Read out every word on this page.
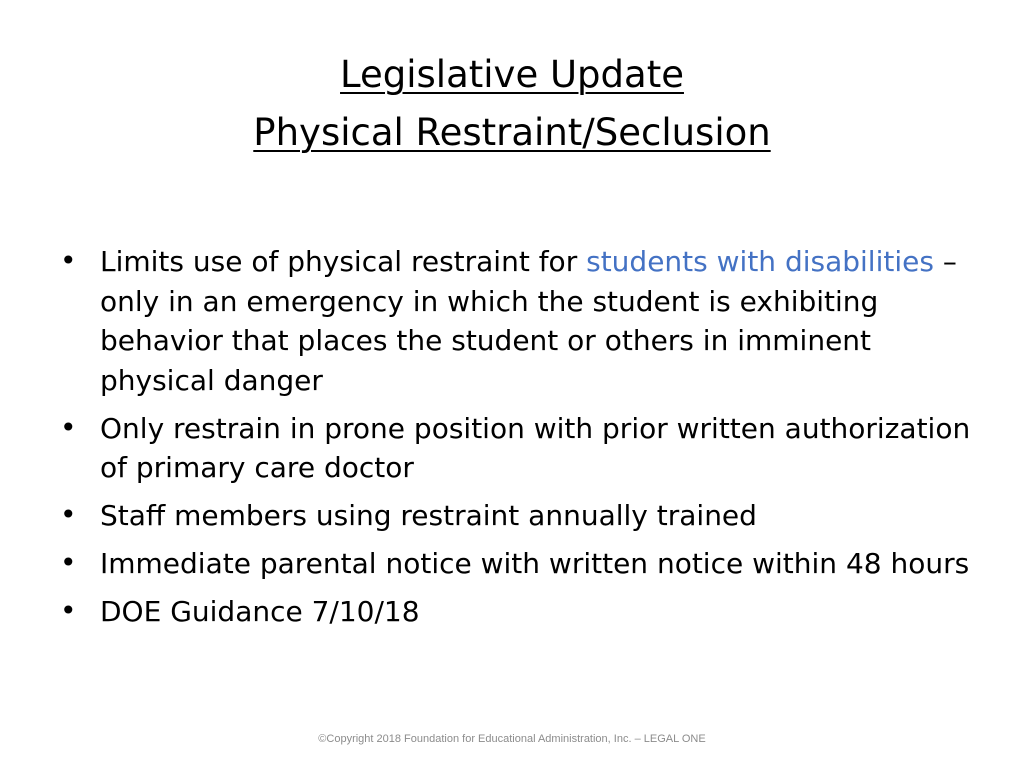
Legislative Update
Physical Restraint/Seclusion
• Limits use of physical restraint for students with disabilities – only in an emergency in which the student is exhibiting behavior that places the student or others in imminent physical danger
• Only restrain in prone position with prior written authorization of primary care doctor
• Staff members using restraint annually trained
• Immediate parental notice with written notice within 48 hours
• DOE Guidance 7/10/18
©Copyright 2018 Foundation for Educational Administration, Inc. – LEGAL ONE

──────────

» WORK TO COMPLETE
Without including any pictures, print all of the material exactly as given.

» CORRECT OUTPUT
Read out every word on this page.
Legislative Update
Physical Restraint/Seclusion
• Limits use of physical restraint for students with disabilities – only in an emergency in which the student is exhibiting behavior that places the student or others in imminent physical danger
• Only restrain in prone position with prior written authorization of primary care doctor
• Staff members using restraint annually trained
• Immediate parental notice with written notice within 48 hours
• DOE Guidance 7/10/18
©Copyright 2018 Foundation for Educational Administration, Inc. – LEGAL ONE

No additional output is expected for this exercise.